02 de agosto de 2014 | 02h00

A técnica de Kimi Nii vem da tradição milenar do Oriente, mas os traços precisos são de influência do modernismo brasileiro, principalmente do construtivismo. A artista nipo-brasileira não faz somente uma ligação entre duas culturas. Ela mostra, pela cerâmica, que a arte pode ser tanto utilitária quanto contemplativa. E esta história é contada por algumas de suas obras mais famosas na exposição Nas Nuvens, inaugurada hoje, na Caixa Cultural.

De nacionalidade japonesa, Kimi Nii se mudou para o Brasil aos nove anos, em 1957. Começou seu trabalho no design gráfico, quando se formou em Desenho Industrial. Sua carreira com a cerâmica, no entanto, só nasce no final da década de 1970, em uma feirinha na Praça da República, quando ela fica fascinada com as obras de Massayuki Sato, com quem aprende a técnica manual de molde da argila.

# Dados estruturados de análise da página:
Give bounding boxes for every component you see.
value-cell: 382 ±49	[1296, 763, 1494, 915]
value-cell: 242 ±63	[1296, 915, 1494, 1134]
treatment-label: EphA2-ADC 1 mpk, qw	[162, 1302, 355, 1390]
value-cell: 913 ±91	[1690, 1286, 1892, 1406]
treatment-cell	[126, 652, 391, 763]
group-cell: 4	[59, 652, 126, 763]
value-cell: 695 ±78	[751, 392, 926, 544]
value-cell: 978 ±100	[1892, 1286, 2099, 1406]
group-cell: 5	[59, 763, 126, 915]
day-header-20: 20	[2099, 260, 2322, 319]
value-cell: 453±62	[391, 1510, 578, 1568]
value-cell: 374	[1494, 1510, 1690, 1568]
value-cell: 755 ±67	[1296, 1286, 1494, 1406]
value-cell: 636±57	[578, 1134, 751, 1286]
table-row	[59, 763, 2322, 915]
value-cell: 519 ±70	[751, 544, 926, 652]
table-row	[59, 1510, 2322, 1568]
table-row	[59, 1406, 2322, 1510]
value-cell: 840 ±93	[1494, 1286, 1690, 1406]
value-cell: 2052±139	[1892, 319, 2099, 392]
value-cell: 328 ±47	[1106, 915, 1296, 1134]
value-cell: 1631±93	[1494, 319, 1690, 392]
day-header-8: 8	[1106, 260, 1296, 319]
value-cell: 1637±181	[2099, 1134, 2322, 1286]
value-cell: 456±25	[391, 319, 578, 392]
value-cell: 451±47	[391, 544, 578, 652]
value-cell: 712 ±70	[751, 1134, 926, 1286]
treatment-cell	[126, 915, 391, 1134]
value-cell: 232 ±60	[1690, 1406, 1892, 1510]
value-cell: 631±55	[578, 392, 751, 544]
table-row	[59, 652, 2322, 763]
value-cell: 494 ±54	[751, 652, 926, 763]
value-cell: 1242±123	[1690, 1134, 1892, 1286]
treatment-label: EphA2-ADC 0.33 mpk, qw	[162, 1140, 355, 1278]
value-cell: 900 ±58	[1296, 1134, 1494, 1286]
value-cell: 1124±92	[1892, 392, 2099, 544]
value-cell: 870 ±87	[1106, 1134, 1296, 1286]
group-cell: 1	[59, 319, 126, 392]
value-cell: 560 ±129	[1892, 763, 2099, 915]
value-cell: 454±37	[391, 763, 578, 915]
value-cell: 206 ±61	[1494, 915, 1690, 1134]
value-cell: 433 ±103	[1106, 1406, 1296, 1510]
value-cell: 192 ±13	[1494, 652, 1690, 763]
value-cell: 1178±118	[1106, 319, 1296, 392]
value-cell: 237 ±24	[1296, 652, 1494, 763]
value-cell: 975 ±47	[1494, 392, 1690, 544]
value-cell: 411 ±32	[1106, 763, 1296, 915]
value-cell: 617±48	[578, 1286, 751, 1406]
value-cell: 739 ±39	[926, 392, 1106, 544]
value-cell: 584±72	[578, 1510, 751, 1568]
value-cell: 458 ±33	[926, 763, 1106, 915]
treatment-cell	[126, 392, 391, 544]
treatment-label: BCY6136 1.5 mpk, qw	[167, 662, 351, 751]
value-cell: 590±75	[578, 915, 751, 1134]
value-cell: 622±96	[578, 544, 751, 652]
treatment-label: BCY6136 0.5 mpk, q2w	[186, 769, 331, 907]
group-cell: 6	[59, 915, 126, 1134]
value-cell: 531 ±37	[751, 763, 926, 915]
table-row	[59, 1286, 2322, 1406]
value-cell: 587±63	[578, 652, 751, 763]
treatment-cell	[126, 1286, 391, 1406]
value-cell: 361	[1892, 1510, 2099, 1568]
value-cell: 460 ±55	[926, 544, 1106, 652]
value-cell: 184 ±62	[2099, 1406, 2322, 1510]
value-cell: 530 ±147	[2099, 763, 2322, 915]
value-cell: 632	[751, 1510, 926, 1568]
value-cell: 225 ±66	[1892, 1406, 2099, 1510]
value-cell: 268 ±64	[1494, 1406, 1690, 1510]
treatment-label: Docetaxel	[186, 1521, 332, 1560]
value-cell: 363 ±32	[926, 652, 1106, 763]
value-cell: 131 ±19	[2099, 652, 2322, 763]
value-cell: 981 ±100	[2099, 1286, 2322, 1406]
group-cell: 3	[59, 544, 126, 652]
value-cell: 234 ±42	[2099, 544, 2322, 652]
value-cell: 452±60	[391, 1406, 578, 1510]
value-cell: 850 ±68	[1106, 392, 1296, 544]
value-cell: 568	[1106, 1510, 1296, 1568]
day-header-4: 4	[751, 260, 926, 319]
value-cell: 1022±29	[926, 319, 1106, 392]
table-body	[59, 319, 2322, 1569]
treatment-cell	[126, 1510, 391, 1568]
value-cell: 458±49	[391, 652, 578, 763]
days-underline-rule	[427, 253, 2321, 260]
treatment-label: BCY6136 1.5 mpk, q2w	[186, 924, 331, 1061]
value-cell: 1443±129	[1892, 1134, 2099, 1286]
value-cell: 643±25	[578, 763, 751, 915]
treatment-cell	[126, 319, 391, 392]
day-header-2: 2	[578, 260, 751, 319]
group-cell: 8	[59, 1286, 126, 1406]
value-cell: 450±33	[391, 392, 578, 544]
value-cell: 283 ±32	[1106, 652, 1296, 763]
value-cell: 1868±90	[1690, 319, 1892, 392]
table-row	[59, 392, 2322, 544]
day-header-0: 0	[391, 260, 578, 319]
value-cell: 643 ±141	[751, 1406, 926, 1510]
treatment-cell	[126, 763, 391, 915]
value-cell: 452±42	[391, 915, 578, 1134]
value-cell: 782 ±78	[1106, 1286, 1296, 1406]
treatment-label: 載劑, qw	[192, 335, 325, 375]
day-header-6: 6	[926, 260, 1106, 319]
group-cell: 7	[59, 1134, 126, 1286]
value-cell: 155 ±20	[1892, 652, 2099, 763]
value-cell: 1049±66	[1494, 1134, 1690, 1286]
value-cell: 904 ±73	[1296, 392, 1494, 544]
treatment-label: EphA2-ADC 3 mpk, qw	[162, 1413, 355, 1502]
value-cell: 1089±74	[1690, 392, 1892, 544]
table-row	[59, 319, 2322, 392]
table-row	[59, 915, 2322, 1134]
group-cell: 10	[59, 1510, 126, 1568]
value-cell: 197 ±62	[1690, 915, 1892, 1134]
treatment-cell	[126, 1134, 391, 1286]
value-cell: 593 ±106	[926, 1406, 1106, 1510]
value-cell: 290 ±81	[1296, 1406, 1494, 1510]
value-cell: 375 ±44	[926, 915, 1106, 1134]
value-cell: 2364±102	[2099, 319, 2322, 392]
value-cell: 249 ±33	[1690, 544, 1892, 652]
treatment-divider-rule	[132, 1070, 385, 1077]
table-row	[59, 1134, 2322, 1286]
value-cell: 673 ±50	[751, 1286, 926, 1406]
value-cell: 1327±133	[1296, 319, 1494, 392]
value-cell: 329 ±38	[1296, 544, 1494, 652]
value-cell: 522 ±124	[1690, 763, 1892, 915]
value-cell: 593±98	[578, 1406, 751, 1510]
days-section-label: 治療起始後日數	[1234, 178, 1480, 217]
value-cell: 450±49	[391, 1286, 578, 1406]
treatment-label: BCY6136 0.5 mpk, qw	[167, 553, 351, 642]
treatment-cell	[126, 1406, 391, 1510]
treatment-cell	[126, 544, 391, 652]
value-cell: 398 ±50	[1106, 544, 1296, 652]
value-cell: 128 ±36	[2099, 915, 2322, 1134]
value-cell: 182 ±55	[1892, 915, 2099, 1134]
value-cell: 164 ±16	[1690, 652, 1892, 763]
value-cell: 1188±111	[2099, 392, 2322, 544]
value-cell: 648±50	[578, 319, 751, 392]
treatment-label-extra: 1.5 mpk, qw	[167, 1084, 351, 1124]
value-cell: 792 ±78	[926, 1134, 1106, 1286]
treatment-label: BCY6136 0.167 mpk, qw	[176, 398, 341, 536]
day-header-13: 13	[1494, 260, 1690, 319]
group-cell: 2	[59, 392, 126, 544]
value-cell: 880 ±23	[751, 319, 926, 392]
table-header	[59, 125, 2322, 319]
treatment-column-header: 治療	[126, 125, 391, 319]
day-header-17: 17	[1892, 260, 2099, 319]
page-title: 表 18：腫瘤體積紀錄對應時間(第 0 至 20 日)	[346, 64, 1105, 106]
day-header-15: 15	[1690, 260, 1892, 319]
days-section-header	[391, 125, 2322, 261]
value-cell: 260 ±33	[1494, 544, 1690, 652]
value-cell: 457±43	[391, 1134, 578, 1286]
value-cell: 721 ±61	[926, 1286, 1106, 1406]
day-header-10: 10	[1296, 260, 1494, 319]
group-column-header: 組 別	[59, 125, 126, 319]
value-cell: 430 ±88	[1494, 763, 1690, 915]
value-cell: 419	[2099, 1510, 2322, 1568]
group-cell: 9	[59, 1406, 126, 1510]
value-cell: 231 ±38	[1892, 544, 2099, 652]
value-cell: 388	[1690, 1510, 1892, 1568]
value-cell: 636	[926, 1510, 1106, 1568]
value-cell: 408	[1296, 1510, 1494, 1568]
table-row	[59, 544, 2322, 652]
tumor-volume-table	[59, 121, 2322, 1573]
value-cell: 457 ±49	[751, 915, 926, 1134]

# ENUNCIADO:
Reescreva o trecho do texto sobre Kimi Nii que começa com as palavras "02 de agosto" e termina com "molde da argila.", trocando "cerâmica" por "porcelana".

# RESPOSTA ESCRITA:
02 de agosto de 2014 | 02h00

A técnica de Kimi Nii vem da tradição milenar do Oriente, mas os traços precisos são de influência do modernismo brasileiro, principalmente do construtivismo. A artista nipo-brasileira não faz somente uma ligação entre duas culturas. Ela mostra, pela porcelana, que a arte pode ser tanto utilitária quanto contemplativa. E esta história é contada por algumas de suas obras mais famosas na exposição Nas Nuvens, inaugurada hoje, na Caixa Cultural.

De nacionalidade japonesa, Kimi Nii se mudou para o Brasil aos nove anos, em 1957. Começou seu trabalho no design gráfico, quando se formou em Desenho Industrial. Sua carreira com a porcelana, no entanto, só nasce no final da década de 1970, em uma feirinha na Praça da República, quando ela fica fascinada com as obras de Massayuki Sato, com quem aprende a técnica manual de molde da argila.